-- start Data for the task --
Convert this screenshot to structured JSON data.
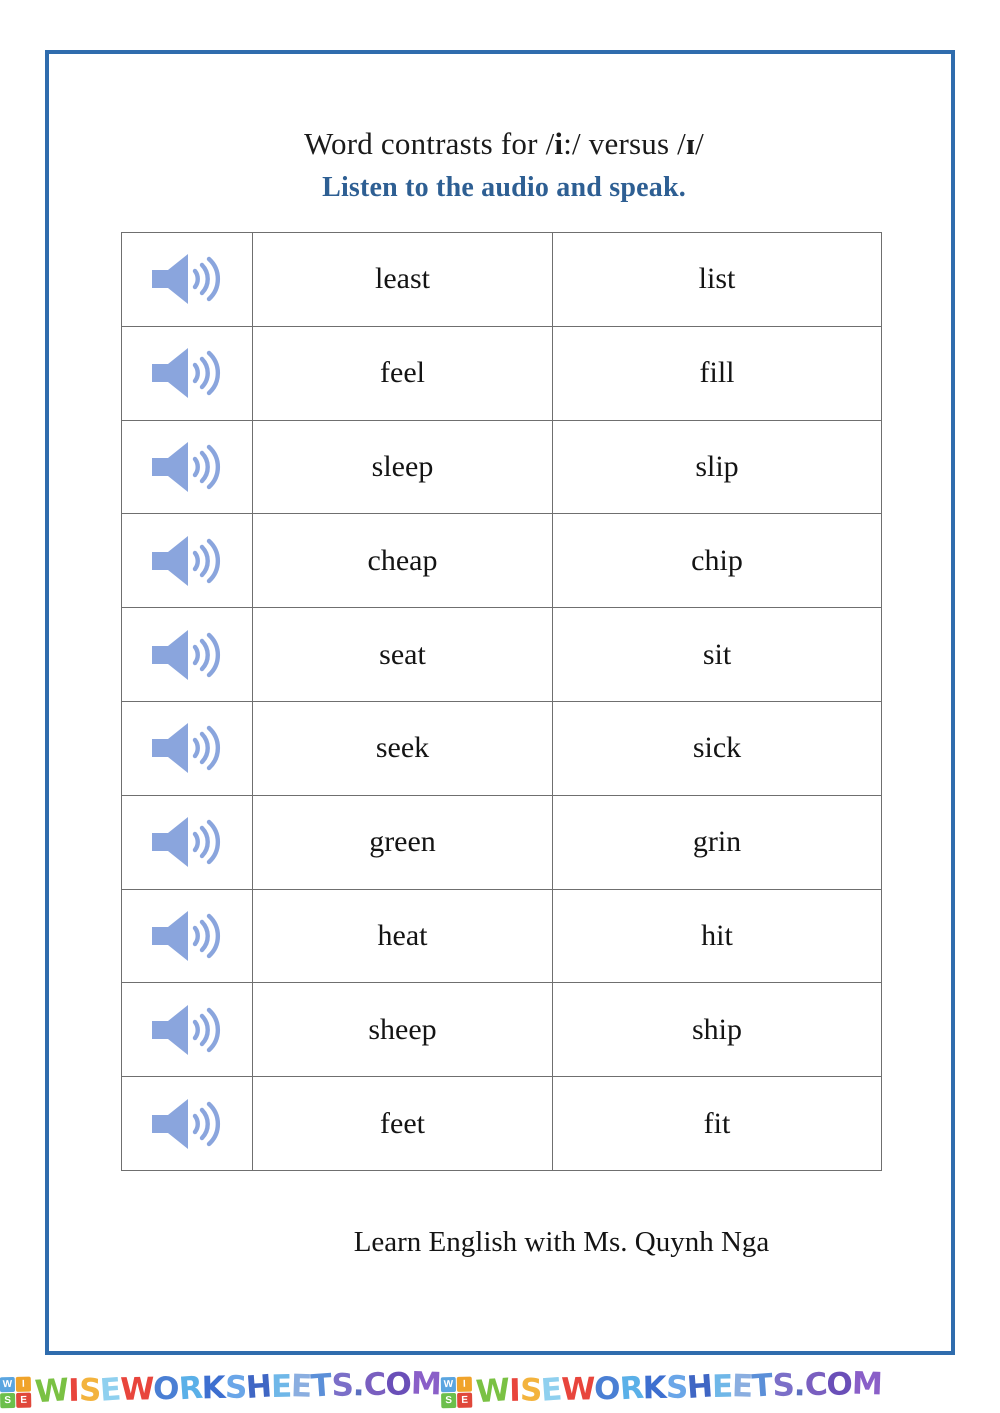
{
  "page": {
    "border_color": "#2f6cad",
    "background": "#ffffff"
  },
  "header": {
    "title_prefix": "Word contrasts for /",
    "title_vowel_long": "i",
    "title_mid": ":/ versus /",
    "title_vowel_short": "ɪ",
    "title_suffix": "/",
    "title_full": "Word contrasts for /iː/ versus /ɪ/",
    "subtitle": "Listen to the audio and speak.",
    "subtitle_color": "#2e5f93"
  },
  "table": {
    "audio_icon_name": "speaker-icon",
    "audio_icon_color": "#8aa5dd",
    "border_color": "#6f6f6f",
    "columns": [
      "audio",
      "long_vowel_word",
      "short_vowel_word"
    ],
    "rows": [
      {
        "audio": "play-audio",
        "long": "least",
        "short": "list"
      },
      {
        "audio": "play-audio",
        "long": "feel",
        "short": "fill"
      },
      {
        "audio": "play-audio",
        "long": "sleep",
        "short": "slip"
      },
      {
        "audio": "play-audio",
        "long": "cheap",
        "short": "chip"
      },
      {
        "audio": "play-audio",
        "long": "seat",
        "short": "sit"
      },
      {
        "audio": "play-audio",
        "long": "seek",
        "short": "sick"
      },
      {
        "audio": "play-audio",
        "long": "green",
        "short": "grin"
      },
      {
        "audio": "play-audio",
        "long": "heat",
        "short": "hit"
      },
      {
        "audio": "play-audio",
        "long": "sheep",
        "short": "ship"
      },
      {
        "audio": "play-audio",
        "long": "feet",
        "short": "fit"
      }
    ]
  },
  "footer": {
    "credit": "Learn English with Ms. Quynh Nga"
  },
  "watermark": {
    "logo_letters": [
      "W",
      "I",
      "S",
      "E"
    ],
    "text": "WISEWORKSHEETS.COM",
    "letter_colors": [
      "#7ac143",
      "#e8453c",
      "#f3b33d",
      "#8fd0ef",
      "#e8453c",
      "#4a7fd4",
      "#5ab0e8",
      "#3d6fd0",
      "#6aa6e8",
      "#3f66c4",
      "#6fb7e8",
      "#8aaee0",
      "#5b8fd8",
      "#7b6fc8",
      "#5a6fc0",
      "#7a5fc0",
      "#6a4fb8",
      "#8a5fc8",
      "#7f4fc0",
      "#6a3fb0"
    ],
    "repeat_count": 2
  }
}
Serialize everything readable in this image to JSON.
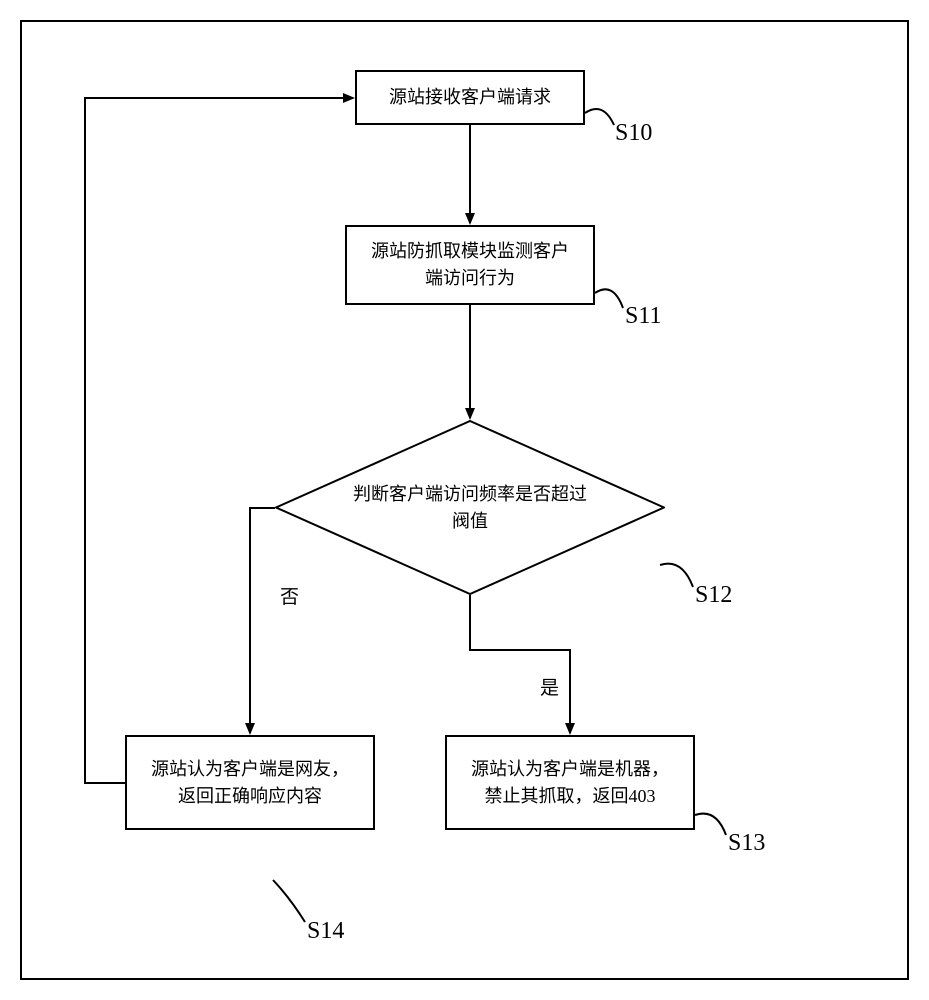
{
  "chart_data": {
    "type": "flowchart",
    "nodes": [
      {
        "id": "S10",
        "type": "process",
        "text": "源站接收客户端请求"
      },
      {
        "id": "S11",
        "type": "process",
        "text": "源站防抓取模块监测客户端访问行为"
      },
      {
        "id": "S12",
        "type": "decision",
        "text": "判断客户端访问频率是否超过阀值"
      },
      {
        "id": "S13",
        "type": "process",
        "text": "源站认为客户端是机器，禁止其抓取，返回403"
      },
      {
        "id": "S14",
        "type": "process",
        "text": "源站认为客户端是网友，返回正确响应内容"
      }
    ],
    "edges": [
      {
        "from": "S10",
        "to": "S11"
      },
      {
        "from": "S11",
        "to": "S12"
      },
      {
        "from": "S12",
        "to": "S13",
        "label": "是"
      },
      {
        "from": "S12",
        "to": "S14",
        "label": "否"
      },
      {
        "from": "S14",
        "to": "S10"
      }
    ]
  },
  "boxes": {
    "s10": "源站接收客户端请求",
    "s11_l1": "源站防抓取模块监测客户",
    "s11_l2": "端访问行为",
    "s12_l1": "判断客户端访问频率是否超过",
    "s12_l2": "阀值",
    "s13_l1": "源站认为客户端是机器，",
    "s13_l2": "禁止其抓取，返回403",
    "s14_l1": "源站认为客户端是网友，",
    "s14_l2": "返回正确响应内容"
  },
  "labels": {
    "s10": "S10",
    "s11": "S11",
    "s12": "S12",
    "s13": "S13",
    "s14": "S14",
    "yes": "是",
    "no": "否"
  }
}
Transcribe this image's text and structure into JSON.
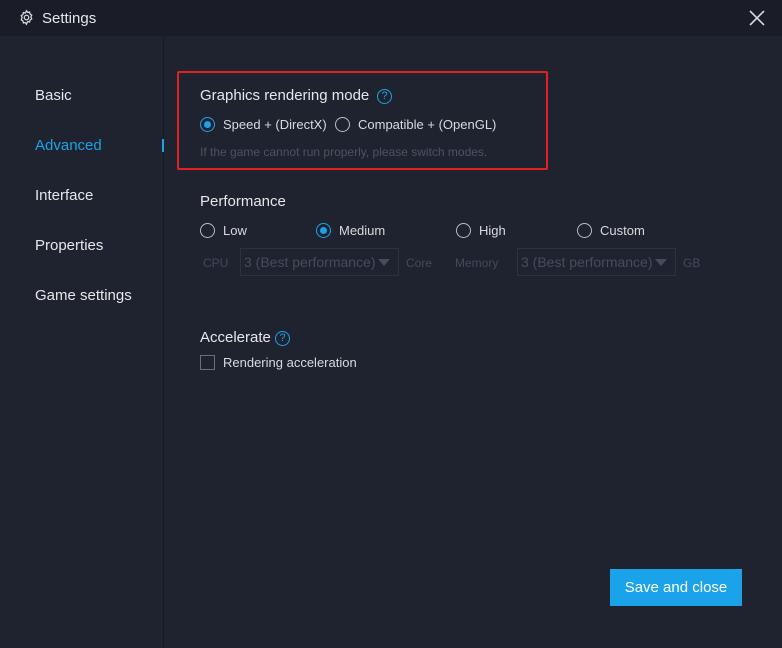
-- end Data for the task --
Short exercise: Count how many lines in the data contain the word "源站认为客户端是机器", giving the number without comment.

Solved problem: 2